• EXERCISE
Filter the entries and keep only the lines where the string "JSON" appears.

# # # # # # #

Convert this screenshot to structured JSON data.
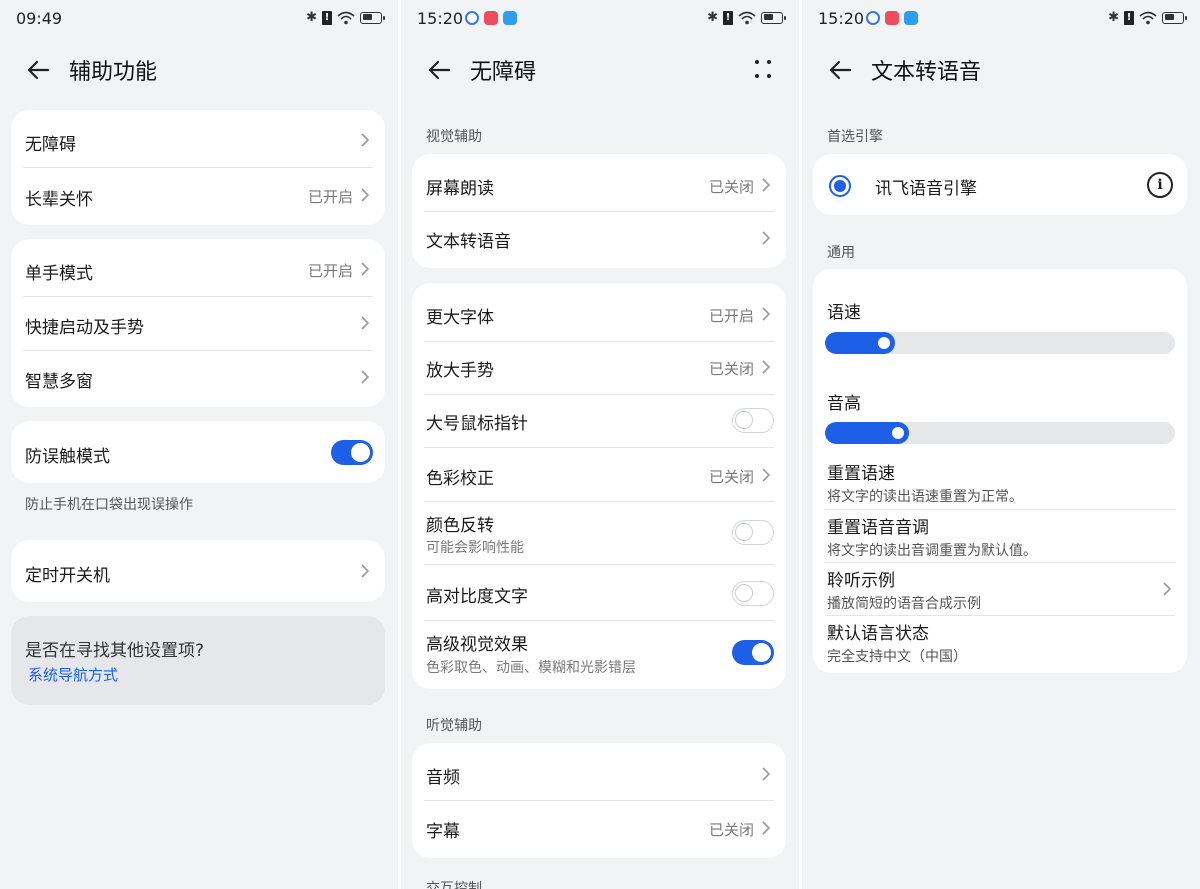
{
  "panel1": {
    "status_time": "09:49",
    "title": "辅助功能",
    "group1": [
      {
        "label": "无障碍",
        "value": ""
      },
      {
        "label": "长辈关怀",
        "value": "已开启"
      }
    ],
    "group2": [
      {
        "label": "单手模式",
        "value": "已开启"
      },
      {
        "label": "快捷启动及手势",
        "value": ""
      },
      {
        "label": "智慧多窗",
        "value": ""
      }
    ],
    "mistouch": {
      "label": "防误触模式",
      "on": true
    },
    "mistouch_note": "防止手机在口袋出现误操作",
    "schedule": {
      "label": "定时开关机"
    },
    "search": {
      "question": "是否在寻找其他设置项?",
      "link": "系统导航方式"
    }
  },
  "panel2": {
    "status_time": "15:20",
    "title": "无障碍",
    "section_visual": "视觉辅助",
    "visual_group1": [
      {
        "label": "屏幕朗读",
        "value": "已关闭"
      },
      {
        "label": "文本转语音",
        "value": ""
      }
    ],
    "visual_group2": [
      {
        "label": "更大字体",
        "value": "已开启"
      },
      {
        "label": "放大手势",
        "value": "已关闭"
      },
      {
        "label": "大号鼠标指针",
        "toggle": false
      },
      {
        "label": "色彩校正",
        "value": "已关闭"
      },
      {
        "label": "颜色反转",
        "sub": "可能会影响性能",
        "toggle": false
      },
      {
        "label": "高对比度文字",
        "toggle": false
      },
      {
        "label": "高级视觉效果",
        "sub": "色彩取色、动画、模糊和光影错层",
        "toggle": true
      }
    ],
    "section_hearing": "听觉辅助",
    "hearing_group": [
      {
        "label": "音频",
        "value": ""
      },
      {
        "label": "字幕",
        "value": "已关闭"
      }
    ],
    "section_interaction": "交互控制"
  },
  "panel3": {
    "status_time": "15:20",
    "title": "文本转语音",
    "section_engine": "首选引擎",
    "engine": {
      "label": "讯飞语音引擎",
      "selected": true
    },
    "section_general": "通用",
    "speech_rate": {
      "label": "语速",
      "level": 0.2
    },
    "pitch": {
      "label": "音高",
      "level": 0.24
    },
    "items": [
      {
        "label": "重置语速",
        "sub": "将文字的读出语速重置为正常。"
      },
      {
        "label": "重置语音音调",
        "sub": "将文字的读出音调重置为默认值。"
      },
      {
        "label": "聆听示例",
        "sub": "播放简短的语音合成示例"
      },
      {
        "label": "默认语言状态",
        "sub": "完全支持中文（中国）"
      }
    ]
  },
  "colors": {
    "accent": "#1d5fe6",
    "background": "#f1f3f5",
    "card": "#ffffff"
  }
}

# # # # # # #

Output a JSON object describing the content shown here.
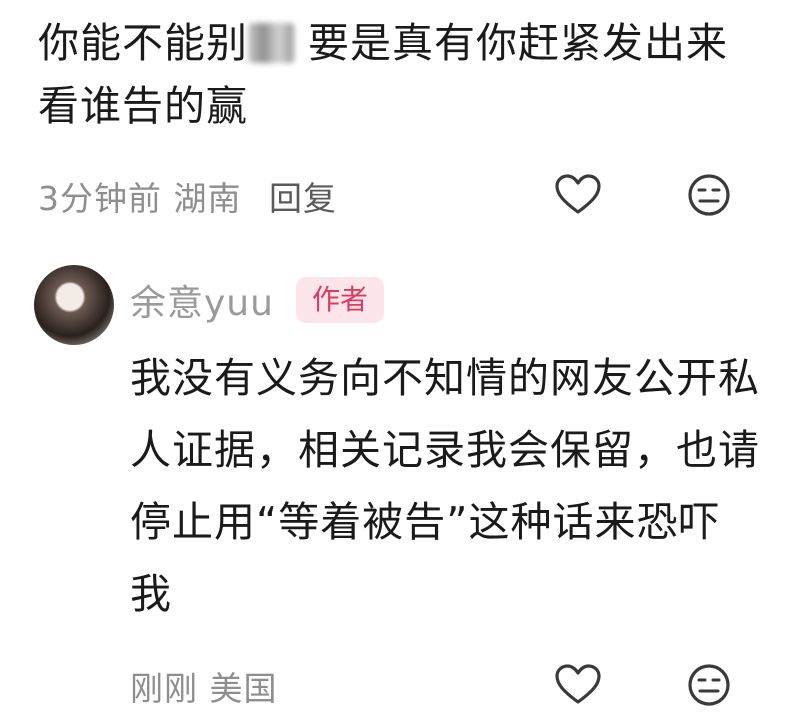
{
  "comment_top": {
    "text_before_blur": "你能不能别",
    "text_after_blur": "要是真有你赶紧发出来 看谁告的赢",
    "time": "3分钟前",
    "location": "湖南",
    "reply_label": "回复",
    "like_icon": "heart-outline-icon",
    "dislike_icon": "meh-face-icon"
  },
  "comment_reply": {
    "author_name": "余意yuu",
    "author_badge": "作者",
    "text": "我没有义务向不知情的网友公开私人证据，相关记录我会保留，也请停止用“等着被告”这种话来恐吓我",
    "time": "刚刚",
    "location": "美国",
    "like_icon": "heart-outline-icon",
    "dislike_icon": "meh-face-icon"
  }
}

# # # # # # #

• ANSWER IN FULL
Convert this screenshot to structured JSON data.
Output a JSON object describing the content shown here.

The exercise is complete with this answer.